Los comulgantes

(artículo escrito en junio del 2017)

País: Suecia

Año: 1963

Duración: 82 minutos

Director: Ingmar Bergman

Elenco: Gunnar Björnstrand, Ingrid Thulin, Max von Sydow

Género: Drama

Silencios de Kierkegaard

Dentro de las meditaciones metafísicas y ontológicas presentes en la obra de este inestimable cineasta, nos detenemos ante una de sus obras más austeras y sinceras. Bergman teje una obra de arte cuya rigurosa cadencia se caracteriza por una destellante sobriedad. La rigurosa composición de cada encuadre atiende como denominador común a un ejercicio de depuración estilística, depuración que estalla en una ráfaga de emanaciones dramáticas. Tras quebrar la conclusividad del tiempo en la segunda modernidad fílmica, el relato no se halla ante la necesidad de finalizar en un clímax; más bien se desublima éste, y la fuerza tiende hacia dentro, analítica, reflexiva. La construcción libre de los encuadres, sin tener que finalizar en alguna parte, permite desvelar las preguntas meta artísticas y ontológicas inherentes a la obra. La construcción cerrada suprime o reduce la capacidad analítica que suscita la obra, derroca el misterio meta artístico que podría sugerir la obra en sí. El eterno retorno de lo mismo, constante y producto del devenir cambiante se erige en Los comulgantes de Bergman, conformando una obra sutil y exquisita. Bergman refuerza esta obra, la cual parece erigirse como un testamento elegíaco de la condición humana, a través del paisaje; el cual actúa como reflejo y potenciador de la conciencia y las interacciones de los personajes; paisaje depurado y frío, distante y elegíaco. La depuración formal del encuadre permite indagar en la naturaleza tanto de la propia ontología como en los pilares constructivos del lenguaje cinematográfico. A partir de esa depuración emana la belleza, belleza que es suscitada por una abstracción de luminosidad teofánica. Depuración que es reflejo de la sinceridad intelectual y de la conciencia del cineasta, que permite elevar la obra hacia un mundo supraterrenal, donde se intenta colmar una obra profunda y mirífica a través de la depuración máxima, de reducir todo a su esencia.

* * *

Según el artículo sobre Los comulgantes, ¿cuál es la duración de la película? Las líneas proceden de una fuente distinta.

* * *

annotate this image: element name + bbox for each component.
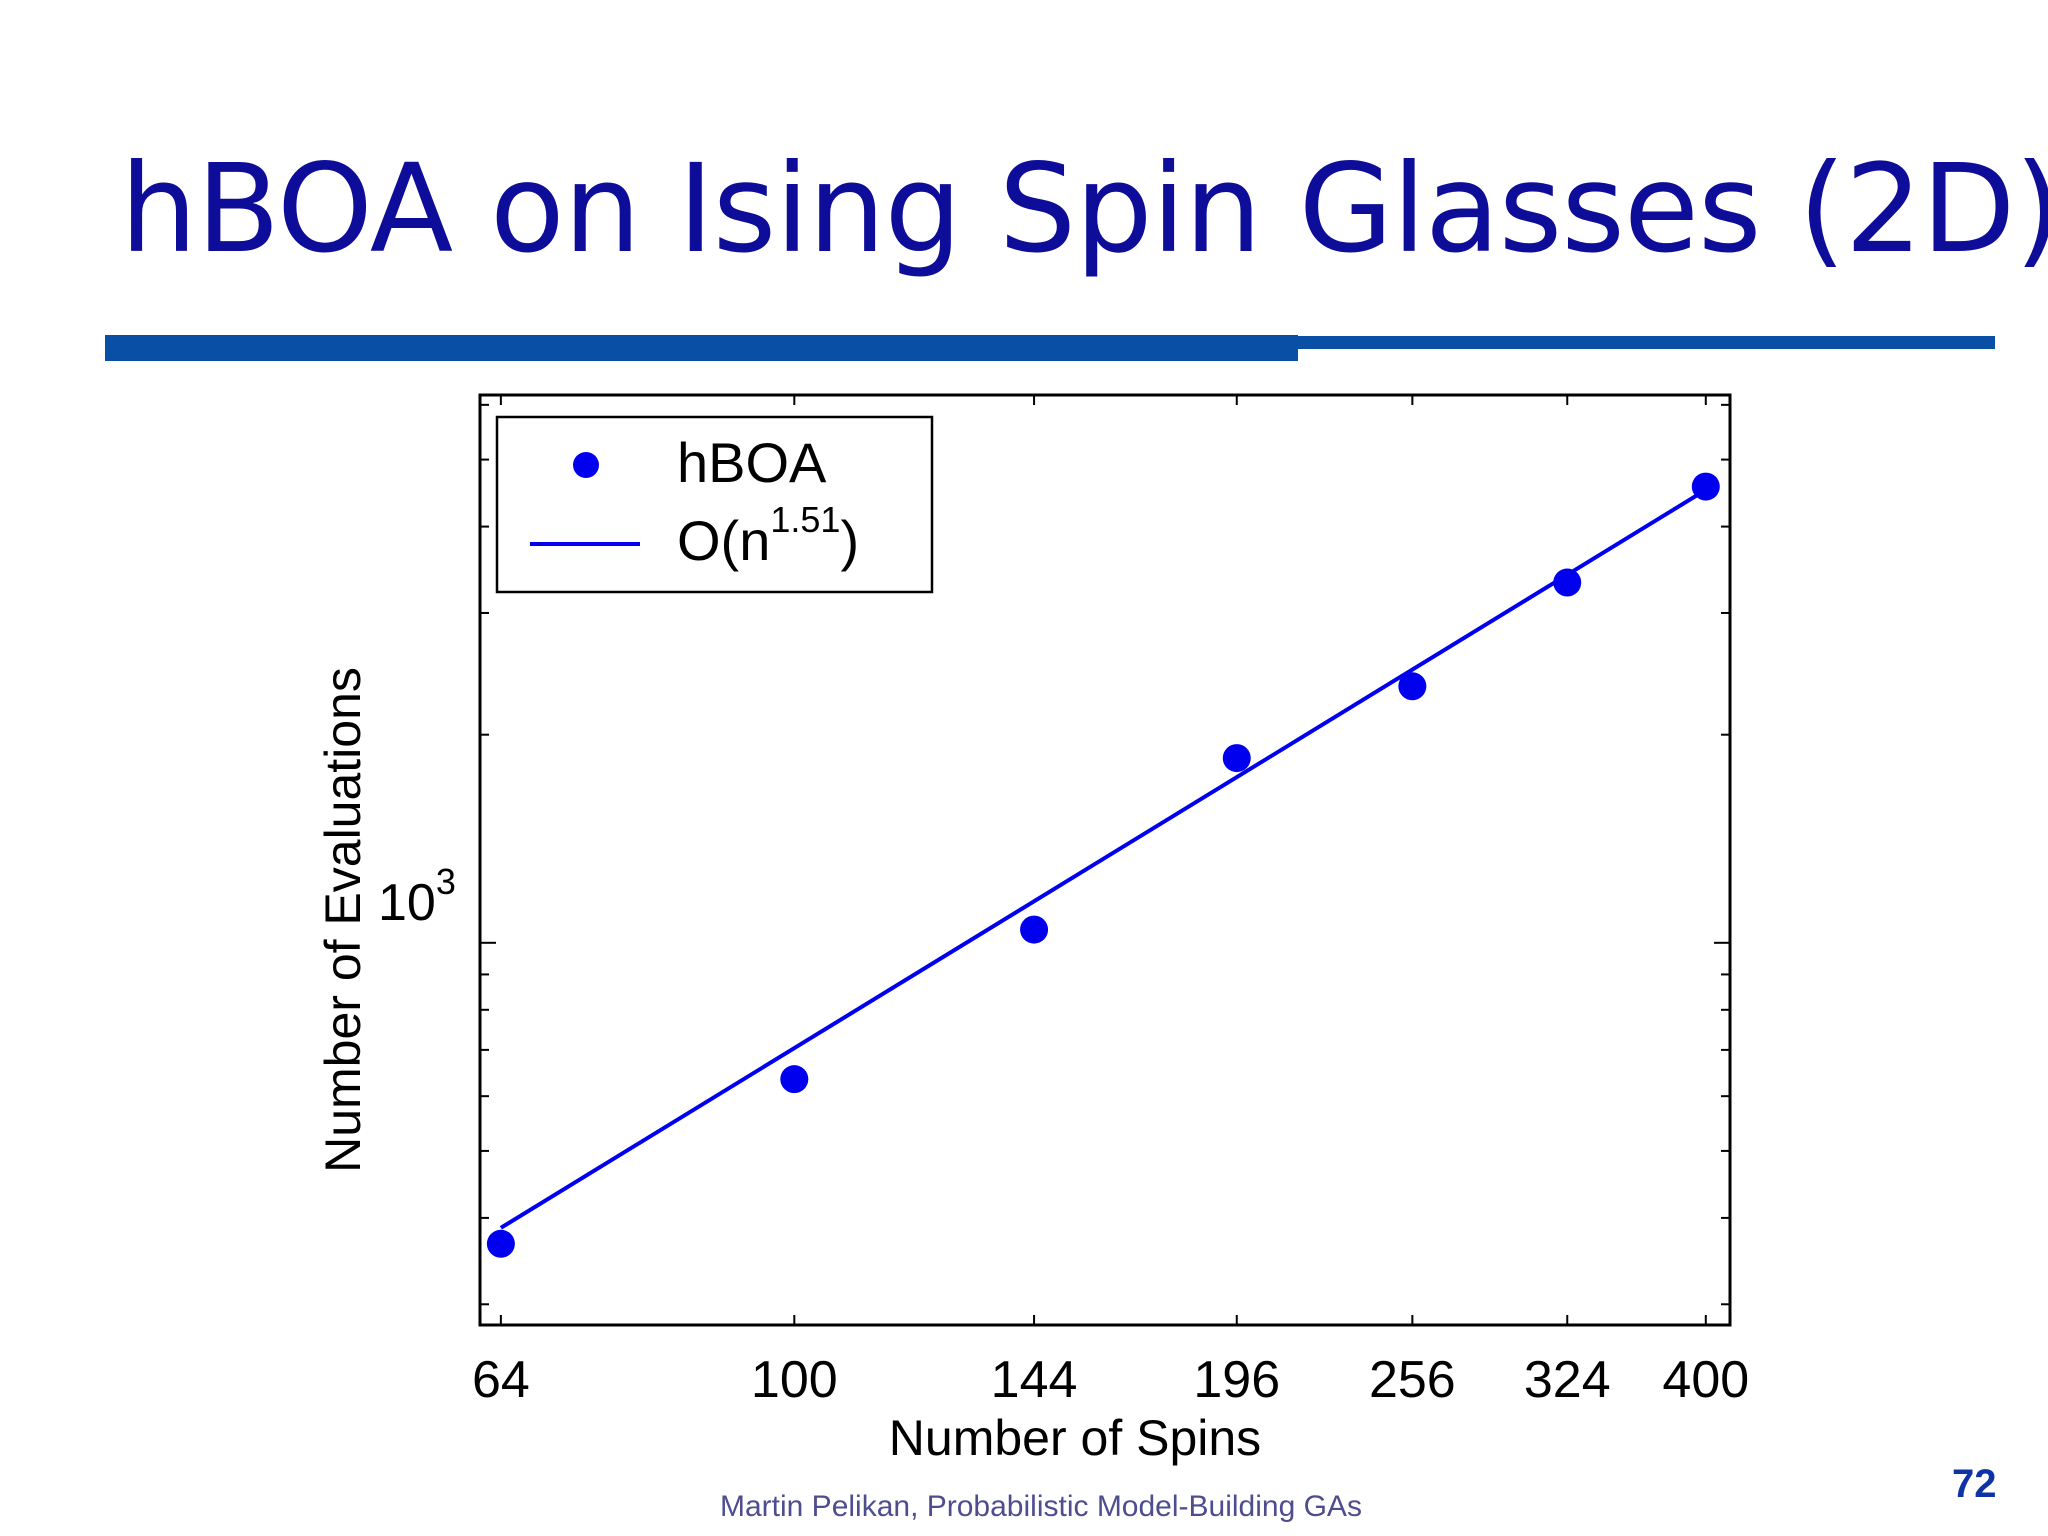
x-tick-label-196: 196 (1193, 1351, 1280, 1409)
legend-marker-hboa (573, 452, 599, 478)
data-point-100 (780, 1065, 809, 1094)
y-axis-label: Number of Evaluations (315, 667, 371, 1173)
y-tick-label-1000: 103 (378, 861, 456, 932)
x-tick-label-256: 256 (1369, 1351, 1456, 1409)
x-tick-label-400: 400 (1662, 1351, 1749, 1409)
title-rule-thin (1296, 336, 1995, 349)
data-point-196 (1222, 744, 1251, 773)
data-point-324 (1553, 568, 1582, 597)
tick-layer: 64 100 144 196 256 324 400 (472, 395, 1749, 1409)
slide-title: hBOA on Ising Spin Glasses (2D) (120, 138, 2048, 280)
x-axis-label: Number of Spins (889, 1410, 1261, 1466)
legend-fit-exponent: 1.51 (770, 499, 840, 540)
mark-layer (486, 472, 1720, 1258)
legend-fit-suffix: ) (840, 509, 859, 572)
y-tick-base: 10 (378, 874, 436, 932)
x-tick-label-324: 324 (1524, 1351, 1611, 1409)
page-number: 72 (1952, 1462, 1997, 1506)
title-rule-thick (105, 335, 1298, 361)
plot-frame (478, 393, 1732, 1327)
data-point-64 (486, 1229, 515, 1258)
legend-label-fit: O(n1.51) (677, 499, 859, 572)
x-tick-label-64: 64 (472, 1351, 530, 1409)
legend-fit-prefix: O(n (677, 509, 770, 572)
fit-line (499, 488, 1707, 1230)
data-point-144 (1020, 915, 1049, 944)
legend-box (495, 415, 934, 594)
x-tick-label-144: 144 (991, 1351, 1078, 1409)
x-tick-label-100: 100 (751, 1351, 838, 1409)
y-tick-exponent: 3 (436, 861, 456, 902)
data-point-256 (1398, 672, 1427, 701)
data-point-400 (1691, 472, 1720, 501)
footer-credit: Martin Pelikan, Probabilistic Model-Buil… (720, 1490, 1362, 1523)
legend-label-hboa: hBOA (677, 431, 827, 494)
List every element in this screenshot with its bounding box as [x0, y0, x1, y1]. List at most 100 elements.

* * *

RESPUESTA REDACTADA —
82 minutos.